Search the records for "para". Copy every line where it appears.

§

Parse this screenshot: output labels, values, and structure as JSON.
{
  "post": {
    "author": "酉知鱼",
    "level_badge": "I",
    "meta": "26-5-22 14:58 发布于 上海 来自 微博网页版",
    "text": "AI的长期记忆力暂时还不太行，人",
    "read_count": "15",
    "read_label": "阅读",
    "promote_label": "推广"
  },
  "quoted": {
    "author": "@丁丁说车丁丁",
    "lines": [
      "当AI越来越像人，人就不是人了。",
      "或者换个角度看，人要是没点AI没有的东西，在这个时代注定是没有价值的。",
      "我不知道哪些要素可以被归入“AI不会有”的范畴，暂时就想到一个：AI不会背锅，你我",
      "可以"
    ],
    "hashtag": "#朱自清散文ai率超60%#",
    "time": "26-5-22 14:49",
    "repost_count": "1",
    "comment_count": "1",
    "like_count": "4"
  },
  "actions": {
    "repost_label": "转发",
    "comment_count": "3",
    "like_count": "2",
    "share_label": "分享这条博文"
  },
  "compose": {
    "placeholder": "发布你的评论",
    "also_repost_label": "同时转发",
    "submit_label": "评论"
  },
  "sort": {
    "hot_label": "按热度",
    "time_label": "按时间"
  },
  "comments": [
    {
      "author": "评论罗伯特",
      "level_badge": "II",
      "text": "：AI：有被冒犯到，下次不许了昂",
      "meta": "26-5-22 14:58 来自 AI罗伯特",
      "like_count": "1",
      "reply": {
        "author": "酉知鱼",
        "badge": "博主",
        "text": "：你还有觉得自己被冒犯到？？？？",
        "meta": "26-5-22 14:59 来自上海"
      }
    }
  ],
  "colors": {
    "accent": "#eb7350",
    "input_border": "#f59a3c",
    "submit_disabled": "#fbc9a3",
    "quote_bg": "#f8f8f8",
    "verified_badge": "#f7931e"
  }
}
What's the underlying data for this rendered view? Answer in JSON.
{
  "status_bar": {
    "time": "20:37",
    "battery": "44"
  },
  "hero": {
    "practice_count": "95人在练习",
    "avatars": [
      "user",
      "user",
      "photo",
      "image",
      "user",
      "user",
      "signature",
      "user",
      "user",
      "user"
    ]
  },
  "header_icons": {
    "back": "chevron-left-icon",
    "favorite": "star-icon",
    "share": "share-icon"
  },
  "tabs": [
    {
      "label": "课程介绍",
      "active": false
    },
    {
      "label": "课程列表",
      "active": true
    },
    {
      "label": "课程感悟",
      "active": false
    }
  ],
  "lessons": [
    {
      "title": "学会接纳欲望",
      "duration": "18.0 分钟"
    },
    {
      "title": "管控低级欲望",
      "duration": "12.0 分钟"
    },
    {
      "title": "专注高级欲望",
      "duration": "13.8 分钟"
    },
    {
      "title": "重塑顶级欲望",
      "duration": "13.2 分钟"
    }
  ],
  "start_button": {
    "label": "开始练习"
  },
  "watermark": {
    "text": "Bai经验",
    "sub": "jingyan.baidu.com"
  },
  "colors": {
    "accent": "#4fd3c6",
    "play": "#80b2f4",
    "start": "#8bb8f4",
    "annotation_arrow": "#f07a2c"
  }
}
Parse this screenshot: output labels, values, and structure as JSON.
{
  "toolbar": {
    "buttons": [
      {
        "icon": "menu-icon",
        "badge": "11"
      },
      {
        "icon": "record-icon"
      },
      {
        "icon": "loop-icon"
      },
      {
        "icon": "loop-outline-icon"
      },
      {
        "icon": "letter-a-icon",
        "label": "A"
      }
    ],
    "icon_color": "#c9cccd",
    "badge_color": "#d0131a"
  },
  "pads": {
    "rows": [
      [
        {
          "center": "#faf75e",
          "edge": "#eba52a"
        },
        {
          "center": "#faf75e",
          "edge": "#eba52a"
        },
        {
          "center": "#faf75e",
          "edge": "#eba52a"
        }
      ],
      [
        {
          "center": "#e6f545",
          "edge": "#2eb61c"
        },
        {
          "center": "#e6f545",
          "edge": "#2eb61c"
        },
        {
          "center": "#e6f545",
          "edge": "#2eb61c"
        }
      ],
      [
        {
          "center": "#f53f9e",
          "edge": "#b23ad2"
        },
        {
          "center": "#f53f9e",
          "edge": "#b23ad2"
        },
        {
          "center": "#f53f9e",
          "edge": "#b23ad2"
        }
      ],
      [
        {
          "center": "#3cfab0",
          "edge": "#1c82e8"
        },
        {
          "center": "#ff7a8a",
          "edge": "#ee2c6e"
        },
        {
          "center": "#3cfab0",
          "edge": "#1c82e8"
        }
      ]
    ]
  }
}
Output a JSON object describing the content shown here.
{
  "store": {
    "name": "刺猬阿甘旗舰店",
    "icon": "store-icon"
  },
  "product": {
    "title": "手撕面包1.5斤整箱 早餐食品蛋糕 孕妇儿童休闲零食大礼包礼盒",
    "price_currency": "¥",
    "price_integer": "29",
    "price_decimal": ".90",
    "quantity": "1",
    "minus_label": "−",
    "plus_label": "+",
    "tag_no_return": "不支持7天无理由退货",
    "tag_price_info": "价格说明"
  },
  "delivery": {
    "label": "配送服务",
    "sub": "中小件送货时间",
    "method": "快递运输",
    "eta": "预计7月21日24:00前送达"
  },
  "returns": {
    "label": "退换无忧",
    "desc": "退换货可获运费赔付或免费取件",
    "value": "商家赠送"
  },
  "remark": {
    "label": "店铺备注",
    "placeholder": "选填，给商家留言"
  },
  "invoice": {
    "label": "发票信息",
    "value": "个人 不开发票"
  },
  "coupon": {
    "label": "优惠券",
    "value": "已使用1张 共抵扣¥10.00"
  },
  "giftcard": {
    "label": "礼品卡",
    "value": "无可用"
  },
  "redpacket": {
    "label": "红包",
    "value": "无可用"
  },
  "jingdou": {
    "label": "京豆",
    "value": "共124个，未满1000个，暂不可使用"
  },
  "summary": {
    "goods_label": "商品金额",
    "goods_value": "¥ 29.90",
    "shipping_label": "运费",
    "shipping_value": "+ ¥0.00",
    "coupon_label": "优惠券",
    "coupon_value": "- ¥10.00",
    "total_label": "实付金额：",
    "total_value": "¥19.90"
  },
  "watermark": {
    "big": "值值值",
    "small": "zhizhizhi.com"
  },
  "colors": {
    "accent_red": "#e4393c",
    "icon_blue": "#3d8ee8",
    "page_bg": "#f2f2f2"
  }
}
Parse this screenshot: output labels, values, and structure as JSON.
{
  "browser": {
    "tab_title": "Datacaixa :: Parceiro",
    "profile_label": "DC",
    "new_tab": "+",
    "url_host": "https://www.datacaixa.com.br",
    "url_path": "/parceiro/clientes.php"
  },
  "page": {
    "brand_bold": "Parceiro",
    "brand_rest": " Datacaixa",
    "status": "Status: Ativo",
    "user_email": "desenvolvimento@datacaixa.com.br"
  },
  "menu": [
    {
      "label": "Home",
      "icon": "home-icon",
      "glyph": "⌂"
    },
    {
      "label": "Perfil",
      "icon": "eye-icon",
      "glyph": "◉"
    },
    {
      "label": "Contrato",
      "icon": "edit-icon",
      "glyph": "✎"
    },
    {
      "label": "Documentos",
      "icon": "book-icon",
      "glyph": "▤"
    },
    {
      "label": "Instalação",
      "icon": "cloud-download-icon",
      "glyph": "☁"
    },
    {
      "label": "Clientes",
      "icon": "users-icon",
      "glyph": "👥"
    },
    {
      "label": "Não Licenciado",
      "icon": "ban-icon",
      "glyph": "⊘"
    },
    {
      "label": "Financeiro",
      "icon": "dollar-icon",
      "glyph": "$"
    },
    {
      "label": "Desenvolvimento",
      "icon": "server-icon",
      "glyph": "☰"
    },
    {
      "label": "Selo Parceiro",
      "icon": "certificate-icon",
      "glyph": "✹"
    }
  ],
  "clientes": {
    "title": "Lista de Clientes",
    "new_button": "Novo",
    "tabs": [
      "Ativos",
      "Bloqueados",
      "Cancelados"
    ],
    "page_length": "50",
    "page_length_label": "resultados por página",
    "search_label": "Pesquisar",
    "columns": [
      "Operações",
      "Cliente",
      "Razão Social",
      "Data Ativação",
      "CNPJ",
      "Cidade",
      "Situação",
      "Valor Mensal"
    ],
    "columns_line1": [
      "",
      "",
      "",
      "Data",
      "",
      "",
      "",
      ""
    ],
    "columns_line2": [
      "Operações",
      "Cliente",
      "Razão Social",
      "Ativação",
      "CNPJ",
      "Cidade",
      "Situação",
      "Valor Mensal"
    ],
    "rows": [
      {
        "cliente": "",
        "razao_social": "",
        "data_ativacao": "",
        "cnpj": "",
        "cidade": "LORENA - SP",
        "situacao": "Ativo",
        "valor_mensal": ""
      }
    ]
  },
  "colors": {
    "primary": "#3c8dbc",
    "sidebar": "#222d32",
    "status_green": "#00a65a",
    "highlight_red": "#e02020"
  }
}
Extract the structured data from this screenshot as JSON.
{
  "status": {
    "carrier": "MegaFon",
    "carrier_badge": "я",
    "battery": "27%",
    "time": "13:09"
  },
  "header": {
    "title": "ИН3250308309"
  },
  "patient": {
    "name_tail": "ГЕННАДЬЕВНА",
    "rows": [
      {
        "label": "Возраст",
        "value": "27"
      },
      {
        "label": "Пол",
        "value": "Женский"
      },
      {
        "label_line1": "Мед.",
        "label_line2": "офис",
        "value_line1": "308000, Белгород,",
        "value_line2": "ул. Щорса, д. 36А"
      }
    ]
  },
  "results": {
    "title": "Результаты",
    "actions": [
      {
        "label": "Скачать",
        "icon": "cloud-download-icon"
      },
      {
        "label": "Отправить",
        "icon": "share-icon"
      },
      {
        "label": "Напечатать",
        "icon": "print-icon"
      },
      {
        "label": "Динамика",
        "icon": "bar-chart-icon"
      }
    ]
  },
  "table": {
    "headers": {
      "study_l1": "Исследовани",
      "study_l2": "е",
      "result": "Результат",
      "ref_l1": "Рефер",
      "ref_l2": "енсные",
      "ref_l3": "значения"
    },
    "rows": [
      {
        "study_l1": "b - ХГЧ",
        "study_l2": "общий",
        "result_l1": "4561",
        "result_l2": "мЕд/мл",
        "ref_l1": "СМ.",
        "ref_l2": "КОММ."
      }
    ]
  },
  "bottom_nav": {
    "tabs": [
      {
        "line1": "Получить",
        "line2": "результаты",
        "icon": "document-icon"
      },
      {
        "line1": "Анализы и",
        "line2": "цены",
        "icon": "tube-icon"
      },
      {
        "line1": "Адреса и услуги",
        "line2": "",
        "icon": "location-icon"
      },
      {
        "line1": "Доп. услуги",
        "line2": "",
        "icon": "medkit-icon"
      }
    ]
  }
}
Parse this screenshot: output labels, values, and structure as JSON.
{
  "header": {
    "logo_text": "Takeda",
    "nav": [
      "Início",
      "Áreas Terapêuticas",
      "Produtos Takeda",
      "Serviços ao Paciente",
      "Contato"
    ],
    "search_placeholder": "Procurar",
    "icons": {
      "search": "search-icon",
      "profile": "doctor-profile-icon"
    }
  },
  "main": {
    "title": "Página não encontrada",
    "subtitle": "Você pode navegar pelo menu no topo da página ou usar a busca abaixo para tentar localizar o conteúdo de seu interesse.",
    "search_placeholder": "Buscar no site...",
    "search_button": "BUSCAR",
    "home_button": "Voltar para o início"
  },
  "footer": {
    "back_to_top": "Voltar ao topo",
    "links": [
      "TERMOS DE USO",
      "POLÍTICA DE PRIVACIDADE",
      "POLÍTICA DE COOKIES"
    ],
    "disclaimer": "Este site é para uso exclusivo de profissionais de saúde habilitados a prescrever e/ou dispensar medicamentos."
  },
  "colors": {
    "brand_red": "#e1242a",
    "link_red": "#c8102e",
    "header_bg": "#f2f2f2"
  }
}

§

■ Output of the task:
    "subtitle": "Você pode navegar pelo menu no topo da página ou usar a busca abaixo para tentar localizar o conteúdo de seu interesse.",
    "home_button": "Voltar para o início"
    "disclaimer": "Este site é para uso exclusivo de profissionais de saúde habilitados a prescrever e/ou dispensar medicamentos."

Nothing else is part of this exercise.